Un autre saut majeur s’est opéré avec la diffusion de la métallurgie du Bronze. Je pense que cette fois, la métallurgie a joué un rôle décisif. Alors qu’auparavant l’irrégularité des approvisionnements par les réseaux d’échanges à longue distance n’affectaient guère que les élites, les éléments d’origine lointaine ne touchant généralement rien du mode de vie traditionnel des simples paysans, il en a été tout autrement lorsque le bronze est devenu accessible, puis rapidement indispensable à ces derniers. Vers le milieu du 2e millénaire, les paysans ont utilisé des outils en bronze, surtout des haches et des faucilles qui avaient été, jusque là fabriqués en silex. Le cuivre et l’étain servant à produire le bronze se trouvent très inégalement répartis en Europe. S’en procurer nécessitait par conséquent l’entretien de réseaux d’échanges et d’alliances à longue distance ; des réseaux d’autant plus cruciaux que la subsistance alimentaire en dépendait. Cette dépendance a sans aucun doute changé fondamentalement la donne en plaçant les élites sociales qui animaient les réseaux d’échanges dans une position leur permettant d’exercer un pouvoir plus facilement coercitif sur leur communauté. Les formations politiques du type des chefferies qui apparaissaient puis disparaissaient, donc trahissaient de la sorte une réelle fragilité, se sont alors stabilisées. Leurs dirigeants étaient dorénavant dotés d’un très grand pouvoir économique qui facilitait l’exercice de leur pouvoir politique.
F.S: Quel rôle jouait les relations personnelles dans l'établissement de ces échanges?
P.B.: L’ethnologie et l’histoire ancienne montrent l’importance fondamentale des relations personnelles. Les réseaux d’échanges et d’alliances exigent toujours un certain degré de confiance entre membres et cette confiance est difficile à entretenir à distance. C’est pourquoi les élites sociales devaient absolument être plus mobiles, se rendre visite mutuellement. Mais, lorsque la distance était grande et le trafic vital, la meilleure solution était de devenir parents, le plus souvent par des alliances matrimoniales. Faire d’un allier un beau-frère créait de fait des obligations réciproques, donc renforçait la fiabilité du partenaire.

§ **Données enregistrées**:

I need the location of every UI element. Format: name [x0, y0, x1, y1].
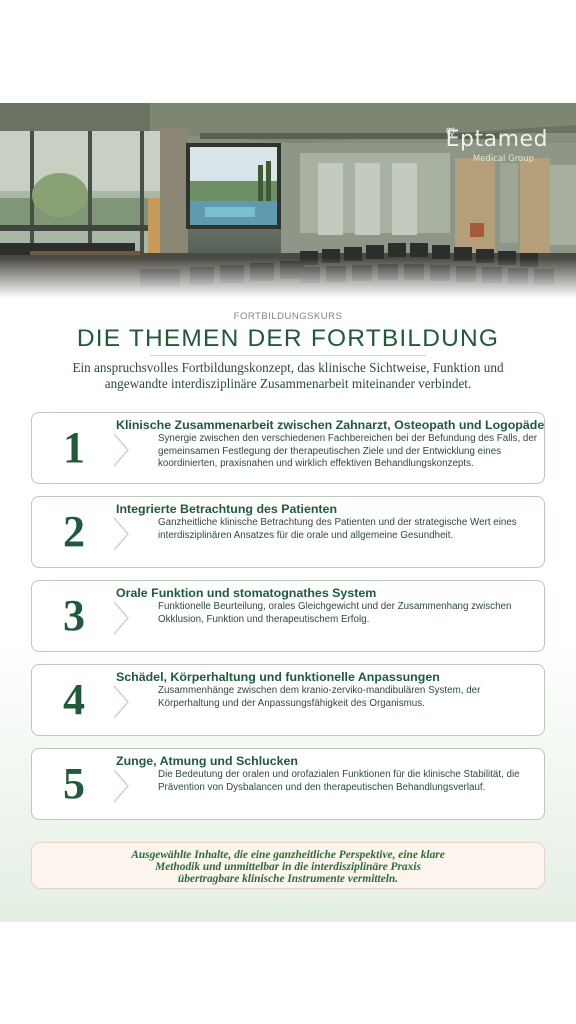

§ **Problèmes à résoudre**:
**a.** Énumérez tous les matériaux nommés dans le texte sur la métallurgie du Bronze.
**b.** Extrayez du texte sur la métallurgie du Bronze le passage allant de "F.S: Quel rôle" jusqu'à "fiabilité du partenaire." inclus.
**c.** Prolongez le texte sur la métallurgie du Bronze au-delà de sa dernière phrase.
Ces données proviennent d'une autre source que le texte.

§ **Réponses fournies**:
**a.** bronze, silex, cuivre, étain

**b.**
F.S: Quel rôle jouait les relations personnelles dans l'établissement de ces échanges?
P.B.: L’ethnologie et l’histoire ancienne montrent l’importance fondamentale des relations personnelles. Les réseaux d’échanges et d’alliances exigent toujours un certain degré de confiance entre membres et cette confiance est difficile à entretenir à distance. C’est pourquoi les élites sociales devaient absolument être plus mobiles, se rendre visite mutuellement. Mais, lorsque la distance était grande et le trafic vital, la meilleure solution était de devenir parents, le plus souvent par des alliances matrimoniales. Faire d’un allier un beau-frère créait de fait des obligations réciproques, donc renforçait la fiabilité du partenaire.

**c.**
F.S: Comment peut-on comprendre qu'un chef nordique et un autre du Sud de l'Allemagne actuelle aient pu s'entendre? A priori, ils ne parlaient pas la même langue? Comment se sont-ils rencontrés?
P.B.: Les humains ont toujours su échanger sans forcément parler la même langue. Le besoin ou l’envie de quelque chose que l’autre peut fournir suffisent à multiplier les contacts amicaux à la faveur desquels des expressions des mots, des phrases sont apprises des deux côtés. La multiplication et l’intensification des réseaux associant des gens de cultures différentes a souvent conduit à la formation de sortes de langues « internationales ». C’est ainsi qu’il convient d’envisager une alliance matrimoniale entre des chefs de communautés aussi éloignées l’une de l’autre. Ils parlaient une de ces langues « internationales ».
F.S: Est-ce que des femmes circulaient par l'intermédiaire de ces réseaux d'échanges? Dans le cadre de stratégie matrimoniales?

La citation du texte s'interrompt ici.